(Source data)
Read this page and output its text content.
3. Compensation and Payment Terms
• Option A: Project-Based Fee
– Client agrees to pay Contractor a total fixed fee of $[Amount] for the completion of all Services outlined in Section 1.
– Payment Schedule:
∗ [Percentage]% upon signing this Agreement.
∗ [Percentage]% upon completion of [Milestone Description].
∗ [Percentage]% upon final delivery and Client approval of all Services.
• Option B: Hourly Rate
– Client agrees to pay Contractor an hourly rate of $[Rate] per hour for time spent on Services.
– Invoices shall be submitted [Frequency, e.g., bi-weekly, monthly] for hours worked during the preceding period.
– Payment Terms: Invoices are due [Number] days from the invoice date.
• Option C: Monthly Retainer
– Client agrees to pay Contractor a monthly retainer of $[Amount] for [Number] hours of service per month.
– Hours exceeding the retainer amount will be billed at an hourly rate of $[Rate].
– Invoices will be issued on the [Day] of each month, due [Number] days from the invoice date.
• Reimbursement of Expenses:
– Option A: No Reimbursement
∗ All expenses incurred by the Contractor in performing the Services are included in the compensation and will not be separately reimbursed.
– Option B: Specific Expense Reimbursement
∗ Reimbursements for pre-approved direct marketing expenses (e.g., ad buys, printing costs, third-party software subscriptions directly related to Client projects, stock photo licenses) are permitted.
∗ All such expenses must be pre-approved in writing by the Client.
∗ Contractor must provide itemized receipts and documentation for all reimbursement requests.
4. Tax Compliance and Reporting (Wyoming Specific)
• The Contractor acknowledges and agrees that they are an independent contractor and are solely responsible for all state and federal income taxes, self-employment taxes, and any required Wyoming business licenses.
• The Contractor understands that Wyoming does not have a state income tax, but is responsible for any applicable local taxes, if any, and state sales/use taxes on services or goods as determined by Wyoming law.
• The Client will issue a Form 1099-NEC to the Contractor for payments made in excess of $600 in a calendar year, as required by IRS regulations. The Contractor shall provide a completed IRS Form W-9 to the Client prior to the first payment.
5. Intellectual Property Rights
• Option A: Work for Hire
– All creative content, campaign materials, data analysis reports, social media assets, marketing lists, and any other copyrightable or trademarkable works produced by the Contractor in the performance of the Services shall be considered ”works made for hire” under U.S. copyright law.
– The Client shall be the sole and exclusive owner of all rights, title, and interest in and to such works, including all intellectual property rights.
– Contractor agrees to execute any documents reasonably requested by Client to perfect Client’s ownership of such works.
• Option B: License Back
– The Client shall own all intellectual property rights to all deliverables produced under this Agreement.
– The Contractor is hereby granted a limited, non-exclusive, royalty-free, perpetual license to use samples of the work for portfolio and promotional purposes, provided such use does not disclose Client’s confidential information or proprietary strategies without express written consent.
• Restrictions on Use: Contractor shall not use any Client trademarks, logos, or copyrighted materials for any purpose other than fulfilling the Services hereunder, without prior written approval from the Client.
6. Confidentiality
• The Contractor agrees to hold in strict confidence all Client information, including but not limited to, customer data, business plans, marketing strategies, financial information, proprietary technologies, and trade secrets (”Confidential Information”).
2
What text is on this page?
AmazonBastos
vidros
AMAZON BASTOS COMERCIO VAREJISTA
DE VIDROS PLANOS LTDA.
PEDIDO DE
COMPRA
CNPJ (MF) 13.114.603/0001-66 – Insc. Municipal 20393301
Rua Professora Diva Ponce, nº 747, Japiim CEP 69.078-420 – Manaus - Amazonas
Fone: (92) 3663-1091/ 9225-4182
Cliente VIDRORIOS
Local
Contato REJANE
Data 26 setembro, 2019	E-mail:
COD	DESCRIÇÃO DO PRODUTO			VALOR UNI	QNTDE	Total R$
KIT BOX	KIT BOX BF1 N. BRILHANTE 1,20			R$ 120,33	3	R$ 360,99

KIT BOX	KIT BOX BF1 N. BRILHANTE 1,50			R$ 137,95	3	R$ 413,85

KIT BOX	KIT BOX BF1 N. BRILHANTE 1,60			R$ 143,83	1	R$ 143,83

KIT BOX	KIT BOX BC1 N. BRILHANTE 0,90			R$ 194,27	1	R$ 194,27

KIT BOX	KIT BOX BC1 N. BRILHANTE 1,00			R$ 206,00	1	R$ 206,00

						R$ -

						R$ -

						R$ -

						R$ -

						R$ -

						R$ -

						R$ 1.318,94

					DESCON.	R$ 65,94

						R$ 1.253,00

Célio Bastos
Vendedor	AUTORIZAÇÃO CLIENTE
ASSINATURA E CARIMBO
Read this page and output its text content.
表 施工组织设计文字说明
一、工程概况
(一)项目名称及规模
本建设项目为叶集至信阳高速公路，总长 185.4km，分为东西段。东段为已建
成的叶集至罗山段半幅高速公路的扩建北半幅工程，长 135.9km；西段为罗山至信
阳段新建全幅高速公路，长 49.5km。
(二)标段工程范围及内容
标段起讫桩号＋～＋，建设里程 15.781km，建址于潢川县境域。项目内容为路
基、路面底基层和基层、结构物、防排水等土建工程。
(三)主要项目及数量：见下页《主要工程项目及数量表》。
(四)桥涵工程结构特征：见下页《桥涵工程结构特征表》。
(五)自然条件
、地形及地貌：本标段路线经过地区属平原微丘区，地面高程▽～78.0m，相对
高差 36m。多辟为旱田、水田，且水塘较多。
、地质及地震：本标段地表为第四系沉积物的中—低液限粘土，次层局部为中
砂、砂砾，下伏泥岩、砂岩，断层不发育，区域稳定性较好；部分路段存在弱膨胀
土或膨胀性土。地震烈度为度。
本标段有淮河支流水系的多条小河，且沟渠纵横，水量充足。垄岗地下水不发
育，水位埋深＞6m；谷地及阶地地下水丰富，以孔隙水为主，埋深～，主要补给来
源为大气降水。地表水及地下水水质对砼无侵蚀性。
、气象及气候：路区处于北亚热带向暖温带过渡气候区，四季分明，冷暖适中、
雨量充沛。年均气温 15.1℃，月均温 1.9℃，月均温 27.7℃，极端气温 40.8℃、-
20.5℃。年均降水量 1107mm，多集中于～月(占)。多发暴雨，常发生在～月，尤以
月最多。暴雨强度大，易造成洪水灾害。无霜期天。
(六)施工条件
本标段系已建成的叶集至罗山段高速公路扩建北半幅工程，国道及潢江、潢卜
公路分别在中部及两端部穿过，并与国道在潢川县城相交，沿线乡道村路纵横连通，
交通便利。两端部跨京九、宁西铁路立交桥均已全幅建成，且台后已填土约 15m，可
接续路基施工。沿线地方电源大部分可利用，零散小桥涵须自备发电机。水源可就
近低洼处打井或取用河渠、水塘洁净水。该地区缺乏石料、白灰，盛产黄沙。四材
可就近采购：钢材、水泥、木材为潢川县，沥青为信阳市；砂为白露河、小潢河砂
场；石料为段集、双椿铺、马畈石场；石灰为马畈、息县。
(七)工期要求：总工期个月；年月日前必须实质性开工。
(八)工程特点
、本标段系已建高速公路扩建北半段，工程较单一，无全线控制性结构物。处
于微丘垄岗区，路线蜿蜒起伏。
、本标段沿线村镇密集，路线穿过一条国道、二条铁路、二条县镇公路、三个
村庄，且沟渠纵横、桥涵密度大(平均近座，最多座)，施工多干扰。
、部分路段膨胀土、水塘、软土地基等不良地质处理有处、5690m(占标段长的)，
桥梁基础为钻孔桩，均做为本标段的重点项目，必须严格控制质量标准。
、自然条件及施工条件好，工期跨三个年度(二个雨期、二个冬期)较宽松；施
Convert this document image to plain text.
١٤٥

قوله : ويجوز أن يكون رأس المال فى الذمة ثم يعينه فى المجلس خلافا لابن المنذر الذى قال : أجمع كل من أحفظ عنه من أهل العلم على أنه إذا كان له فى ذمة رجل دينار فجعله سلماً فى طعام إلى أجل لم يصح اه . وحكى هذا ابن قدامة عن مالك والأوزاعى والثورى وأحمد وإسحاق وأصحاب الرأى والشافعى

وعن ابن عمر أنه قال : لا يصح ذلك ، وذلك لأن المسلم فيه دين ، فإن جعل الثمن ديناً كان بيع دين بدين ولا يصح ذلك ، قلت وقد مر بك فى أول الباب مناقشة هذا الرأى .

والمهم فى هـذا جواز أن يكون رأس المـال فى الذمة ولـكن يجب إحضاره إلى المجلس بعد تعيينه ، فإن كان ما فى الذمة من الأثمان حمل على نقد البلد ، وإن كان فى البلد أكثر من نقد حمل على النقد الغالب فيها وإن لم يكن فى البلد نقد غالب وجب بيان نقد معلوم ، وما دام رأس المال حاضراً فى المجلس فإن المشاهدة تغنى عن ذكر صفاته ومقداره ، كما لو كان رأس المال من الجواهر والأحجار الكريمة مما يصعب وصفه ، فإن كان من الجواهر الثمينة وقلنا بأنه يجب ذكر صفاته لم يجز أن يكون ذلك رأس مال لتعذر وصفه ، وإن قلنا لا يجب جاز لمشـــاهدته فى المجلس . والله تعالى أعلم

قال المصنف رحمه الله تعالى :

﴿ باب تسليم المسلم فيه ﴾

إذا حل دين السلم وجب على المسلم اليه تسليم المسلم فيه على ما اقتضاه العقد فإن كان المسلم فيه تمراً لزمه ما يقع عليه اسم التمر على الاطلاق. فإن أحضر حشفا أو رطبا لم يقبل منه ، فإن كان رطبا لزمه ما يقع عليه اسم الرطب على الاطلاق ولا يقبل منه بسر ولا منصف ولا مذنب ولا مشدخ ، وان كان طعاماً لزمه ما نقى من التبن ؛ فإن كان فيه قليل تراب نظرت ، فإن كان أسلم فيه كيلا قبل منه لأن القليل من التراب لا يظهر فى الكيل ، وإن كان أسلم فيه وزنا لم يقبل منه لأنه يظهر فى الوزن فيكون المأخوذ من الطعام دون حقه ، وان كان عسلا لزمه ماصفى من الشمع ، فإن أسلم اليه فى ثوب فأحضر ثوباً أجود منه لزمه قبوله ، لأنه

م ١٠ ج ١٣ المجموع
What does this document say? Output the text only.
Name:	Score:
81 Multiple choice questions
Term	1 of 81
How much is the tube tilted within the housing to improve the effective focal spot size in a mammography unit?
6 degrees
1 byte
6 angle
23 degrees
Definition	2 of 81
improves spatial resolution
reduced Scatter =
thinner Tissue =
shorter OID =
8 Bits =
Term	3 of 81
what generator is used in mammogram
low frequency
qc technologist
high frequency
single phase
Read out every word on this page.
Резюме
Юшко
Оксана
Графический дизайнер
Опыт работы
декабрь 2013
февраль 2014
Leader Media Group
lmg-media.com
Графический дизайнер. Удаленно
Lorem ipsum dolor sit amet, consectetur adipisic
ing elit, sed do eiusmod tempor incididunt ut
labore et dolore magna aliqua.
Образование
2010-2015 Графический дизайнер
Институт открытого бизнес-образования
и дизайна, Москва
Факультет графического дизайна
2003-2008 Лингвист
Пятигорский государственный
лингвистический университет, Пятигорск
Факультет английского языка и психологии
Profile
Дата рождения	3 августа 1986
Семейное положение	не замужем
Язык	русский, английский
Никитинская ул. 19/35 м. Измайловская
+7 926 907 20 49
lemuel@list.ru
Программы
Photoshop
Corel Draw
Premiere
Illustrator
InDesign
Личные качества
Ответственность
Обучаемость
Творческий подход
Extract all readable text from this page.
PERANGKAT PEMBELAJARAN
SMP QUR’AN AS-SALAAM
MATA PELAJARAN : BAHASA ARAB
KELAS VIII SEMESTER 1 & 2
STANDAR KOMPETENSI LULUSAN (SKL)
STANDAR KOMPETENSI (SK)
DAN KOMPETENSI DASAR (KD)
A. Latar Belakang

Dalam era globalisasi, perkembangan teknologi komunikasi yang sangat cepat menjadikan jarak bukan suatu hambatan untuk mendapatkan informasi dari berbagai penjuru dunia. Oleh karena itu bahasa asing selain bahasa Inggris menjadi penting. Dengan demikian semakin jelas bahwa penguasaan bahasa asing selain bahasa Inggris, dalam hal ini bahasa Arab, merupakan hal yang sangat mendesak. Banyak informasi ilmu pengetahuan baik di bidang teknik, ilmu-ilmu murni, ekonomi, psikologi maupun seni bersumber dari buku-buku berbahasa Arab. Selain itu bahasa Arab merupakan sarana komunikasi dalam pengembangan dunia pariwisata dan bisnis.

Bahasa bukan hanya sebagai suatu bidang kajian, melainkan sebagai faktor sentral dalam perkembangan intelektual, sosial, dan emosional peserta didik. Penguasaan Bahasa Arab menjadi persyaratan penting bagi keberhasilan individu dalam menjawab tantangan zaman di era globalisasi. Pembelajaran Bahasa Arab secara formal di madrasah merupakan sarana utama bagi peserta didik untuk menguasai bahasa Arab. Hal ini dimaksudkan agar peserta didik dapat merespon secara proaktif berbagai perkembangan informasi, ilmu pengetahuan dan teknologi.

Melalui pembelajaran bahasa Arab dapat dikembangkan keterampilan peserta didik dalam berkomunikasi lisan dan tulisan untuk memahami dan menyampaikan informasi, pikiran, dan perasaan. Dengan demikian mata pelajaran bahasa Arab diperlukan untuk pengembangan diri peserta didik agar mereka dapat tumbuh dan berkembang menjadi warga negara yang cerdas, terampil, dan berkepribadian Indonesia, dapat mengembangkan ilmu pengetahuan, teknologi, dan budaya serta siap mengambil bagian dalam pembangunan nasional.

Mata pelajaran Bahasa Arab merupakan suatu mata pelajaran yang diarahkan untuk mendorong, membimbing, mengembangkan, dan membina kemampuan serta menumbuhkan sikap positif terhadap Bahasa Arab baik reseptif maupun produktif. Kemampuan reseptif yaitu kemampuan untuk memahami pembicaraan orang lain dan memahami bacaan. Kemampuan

• _TASK DIRECTIONS_
Keep only the lines that hold the string "Agreement", and copy them out.

• _ANSWER TO THE PROBLEM_
∗ [Percentage]% upon signing this Agreement.
– The Client shall own all intellectual property rights to all deliverables produced under this Agreement.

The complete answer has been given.